■ Task data
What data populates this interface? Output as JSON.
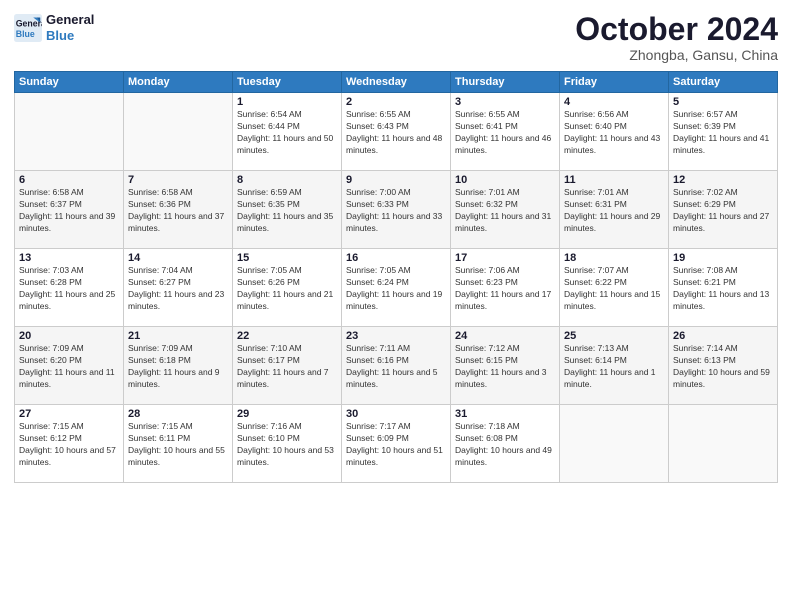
{
  "header": {
    "logo_line1": "General",
    "logo_line2": "Blue",
    "month": "October 2024",
    "location": "Zhongba, Gansu, China"
  },
  "weekdays": [
    "Sunday",
    "Monday",
    "Tuesday",
    "Wednesday",
    "Thursday",
    "Friday",
    "Saturday"
  ],
  "weeks": [
    [
      {
        "day": "",
        "info": ""
      },
      {
        "day": "",
        "info": ""
      },
      {
        "day": "1",
        "info": "Sunrise: 6:54 AM\nSunset: 6:44 PM\nDaylight: 11 hours and 50 minutes."
      },
      {
        "day": "2",
        "info": "Sunrise: 6:55 AM\nSunset: 6:43 PM\nDaylight: 11 hours and 48 minutes."
      },
      {
        "day": "3",
        "info": "Sunrise: 6:55 AM\nSunset: 6:41 PM\nDaylight: 11 hours and 46 minutes."
      },
      {
        "day": "4",
        "info": "Sunrise: 6:56 AM\nSunset: 6:40 PM\nDaylight: 11 hours and 43 minutes."
      },
      {
        "day": "5",
        "info": "Sunrise: 6:57 AM\nSunset: 6:39 PM\nDaylight: 11 hours and 41 minutes."
      }
    ],
    [
      {
        "day": "6",
        "info": "Sunrise: 6:58 AM\nSunset: 6:37 PM\nDaylight: 11 hours and 39 minutes."
      },
      {
        "day": "7",
        "info": "Sunrise: 6:58 AM\nSunset: 6:36 PM\nDaylight: 11 hours and 37 minutes."
      },
      {
        "day": "8",
        "info": "Sunrise: 6:59 AM\nSunset: 6:35 PM\nDaylight: 11 hours and 35 minutes."
      },
      {
        "day": "9",
        "info": "Sunrise: 7:00 AM\nSunset: 6:33 PM\nDaylight: 11 hours and 33 minutes."
      },
      {
        "day": "10",
        "info": "Sunrise: 7:01 AM\nSunset: 6:32 PM\nDaylight: 11 hours and 31 minutes."
      },
      {
        "day": "11",
        "info": "Sunrise: 7:01 AM\nSunset: 6:31 PM\nDaylight: 11 hours and 29 minutes."
      },
      {
        "day": "12",
        "info": "Sunrise: 7:02 AM\nSunset: 6:29 PM\nDaylight: 11 hours and 27 minutes."
      }
    ],
    [
      {
        "day": "13",
        "info": "Sunrise: 7:03 AM\nSunset: 6:28 PM\nDaylight: 11 hours and 25 minutes."
      },
      {
        "day": "14",
        "info": "Sunrise: 7:04 AM\nSunset: 6:27 PM\nDaylight: 11 hours and 23 minutes."
      },
      {
        "day": "15",
        "info": "Sunrise: 7:05 AM\nSunset: 6:26 PM\nDaylight: 11 hours and 21 minutes."
      },
      {
        "day": "16",
        "info": "Sunrise: 7:05 AM\nSunset: 6:24 PM\nDaylight: 11 hours and 19 minutes."
      },
      {
        "day": "17",
        "info": "Sunrise: 7:06 AM\nSunset: 6:23 PM\nDaylight: 11 hours and 17 minutes."
      },
      {
        "day": "18",
        "info": "Sunrise: 7:07 AM\nSunset: 6:22 PM\nDaylight: 11 hours and 15 minutes."
      },
      {
        "day": "19",
        "info": "Sunrise: 7:08 AM\nSunset: 6:21 PM\nDaylight: 11 hours and 13 minutes."
      }
    ],
    [
      {
        "day": "20",
        "info": "Sunrise: 7:09 AM\nSunset: 6:20 PM\nDaylight: 11 hours and 11 minutes."
      },
      {
        "day": "21",
        "info": "Sunrise: 7:09 AM\nSunset: 6:18 PM\nDaylight: 11 hours and 9 minutes."
      },
      {
        "day": "22",
        "info": "Sunrise: 7:10 AM\nSunset: 6:17 PM\nDaylight: 11 hours and 7 minutes."
      },
      {
        "day": "23",
        "info": "Sunrise: 7:11 AM\nSunset: 6:16 PM\nDaylight: 11 hours and 5 minutes."
      },
      {
        "day": "24",
        "info": "Sunrise: 7:12 AM\nSunset: 6:15 PM\nDaylight: 11 hours and 3 minutes."
      },
      {
        "day": "25",
        "info": "Sunrise: 7:13 AM\nSunset: 6:14 PM\nDaylight: 11 hours and 1 minute."
      },
      {
        "day": "26",
        "info": "Sunrise: 7:14 AM\nSunset: 6:13 PM\nDaylight: 10 hours and 59 minutes."
      }
    ],
    [
      {
        "day": "27",
        "info": "Sunrise: 7:15 AM\nSunset: 6:12 PM\nDaylight: 10 hours and 57 minutes."
      },
      {
        "day": "28",
        "info": "Sunrise: 7:15 AM\nSunset: 6:11 PM\nDaylight: 10 hours and 55 minutes."
      },
      {
        "day": "29",
        "info": "Sunrise: 7:16 AM\nSunset: 6:10 PM\nDaylight: 10 hours and 53 minutes."
      },
      {
        "day": "30",
        "info": "Sunrise: 7:17 AM\nSunset: 6:09 PM\nDaylight: 10 hours and 51 minutes."
      },
      {
        "day": "31",
        "info": "Sunrise: 7:18 AM\nSunset: 6:08 PM\nDaylight: 10 hours and 49 minutes."
      },
      {
        "day": "",
        "info": ""
      },
      {
        "day": "",
        "info": ""
      }
    ]
  ]
}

■ Task requirements
Transcribe every line in the entries above, taking out only the images.

■ Solution to the exercise
What data populates this interface? Output as JSON.
{
  "header": {
    "logo_line1": "General",
    "logo_line2": "Blue",
    "month": "October 2024",
    "location": "Zhongba, Gansu, China"
  },
  "weekdays": [
    "Sunday",
    "Monday",
    "Tuesday",
    "Wednesday",
    "Thursday",
    "Friday",
    "Saturday"
  ],
  "weeks": [
    [
      {
        "day": "",
        "info": ""
      },
      {
        "day": "",
        "info": ""
      },
      {
        "day": "1",
        "info": "Sunrise: 6:54 AM\nSunset: 6:44 PM\nDaylight: 11 hours and 50 minutes."
      },
      {
        "day": "2",
        "info": "Sunrise: 6:55 AM\nSunset: 6:43 PM\nDaylight: 11 hours and 48 minutes."
      },
      {
        "day": "3",
        "info": "Sunrise: 6:55 AM\nSunset: 6:41 PM\nDaylight: 11 hours and 46 minutes."
      },
      {
        "day": "4",
        "info": "Sunrise: 6:56 AM\nSunset: 6:40 PM\nDaylight: 11 hours and 43 minutes."
      },
      {
        "day": "5",
        "info": "Sunrise: 6:57 AM\nSunset: 6:39 PM\nDaylight: 11 hours and 41 minutes."
      }
    ],
    [
      {
        "day": "6",
        "info": "Sunrise: 6:58 AM\nSunset: 6:37 PM\nDaylight: 11 hours and 39 minutes."
      },
      {
        "day": "7",
        "info": "Sunrise: 6:58 AM\nSunset: 6:36 PM\nDaylight: 11 hours and 37 minutes."
      },
      {
        "day": "8",
        "info": "Sunrise: 6:59 AM\nSunset: 6:35 PM\nDaylight: 11 hours and 35 minutes."
      },
      {
        "day": "9",
        "info": "Sunrise: 7:00 AM\nSunset: 6:33 PM\nDaylight: 11 hours and 33 minutes."
      },
      {
        "day": "10",
        "info": "Sunrise: 7:01 AM\nSunset: 6:32 PM\nDaylight: 11 hours and 31 minutes."
      },
      {
        "day": "11",
        "info": "Sunrise: 7:01 AM\nSunset: 6:31 PM\nDaylight: 11 hours and 29 minutes."
      },
      {
        "day": "12",
        "info": "Sunrise: 7:02 AM\nSunset: 6:29 PM\nDaylight: 11 hours and 27 minutes."
      }
    ],
    [
      {
        "day": "13",
        "info": "Sunrise: 7:03 AM\nSunset: 6:28 PM\nDaylight: 11 hours and 25 minutes."
      },
      {
        "day": "14",
        "info": "Sunrise: 7:04 AM\nSunset: 6:27 PM\nDaylight: 11 hours and 23 minutes."
      },
      {
        "day": "15",
        "info": "Sunrise: 7:05 AM\nSunset: 6:26 PM\nDaylight: 11 hours and 21 minutes."
      },
      {
        "day": "16",
        "info": "Sunrise: 7:05 AM\nSunset: 6:24 PM\nDaylight: 11 hours and 19 minutes."
      },
      {
        "day": "17",
        "info": "Sunrise: 7:06 AM\nSunset: 6:23 PM\nDaylight: 11 hours and 17 minutes."
      },
      {
        "day": "18",
        "info": "Sunrise: 7:07 AM\nSunset: 6:22 PM\nDaylight: 11 hours and 15 minutes."
      },
      {
        "day": "19",
        "info": "Sunrise: 7:08 AM\nSunset: 6:21 PM\nDaylight: 11 hours and 13 minutes."
      }
    ],
    [
      {
        "day": "20",
        "info": "Sunrise: 7:09 AM\nSunset: 6:20 PM\nDaylight: 11 hours and 11 minutes."
      },
      {
        "day": "21",
        "info": "Sunrise: 7:09 AM\nSunset: 6:18 PM\nDaylight: 11 hours and 9 minutes."
      },
      {
        "day": "22",
        "info": "Sunrise: 7:10 AM\nSunset: 6:17 PM\nDaylight: 11 hours and 7 minutes."
      },
      {
        "day": "23",
        "info": "Sunrise: 7:11 AM\nSunset: 6:16 PM\nDaylight: 11 hours and 5 minutes."
      },
      {
        "day": "24",
        "info": "Sunrise: 7:12 AM\nSunset: 6:15 PM\nDaylight: 11 hours and 3 minutes."
      },
      {
        "day": "25",
        "info": "Sunrise: 7:13 AM\nSunset: 6:14 PM\nDaylight: 11 hours and 1 minute."
      },
      {
        "day": "26",
        "info": "Sunrise: 7:14 AM\nSunset: 6:13 PM\nDaylight: 10 hours and 59 minutes."
      }
    ],
    [
      {
        "day": "27",
        "info": "Sunrise: 7:15 AM\nSunset: 6:12 PM\nDaylight: 10 hours and 57 minutes."
      },
      {
        "day": "28",
        "info": "Sunrise: 7:15 AM\nSunset: 6:11 PM\nDaylight: 10 hours and 55 minutes."
      },
      {
        "day": "29",
        "info": "Sunrise: 7:16 AM\nSunset: 6:10 PM\nDaylight: 10 hours and 53 minutes."
      },
      {
        "day": "30",
        "info": "Sunrise: 7:17 AM\nSunset: 6:09 PM\nDaylight: 10 hours and 51 minutes."
      },
      {
        "day": "31",
        "info": "Sunrise: 7:18 AM\nSunset: 6:08 PM\nDaylight: 10 hours and 49 minutes."
      },
      {
        "day": "",
        "info": ""
      },
      {
        "day": "",
        "info": ""
      }
    ]
  ]
}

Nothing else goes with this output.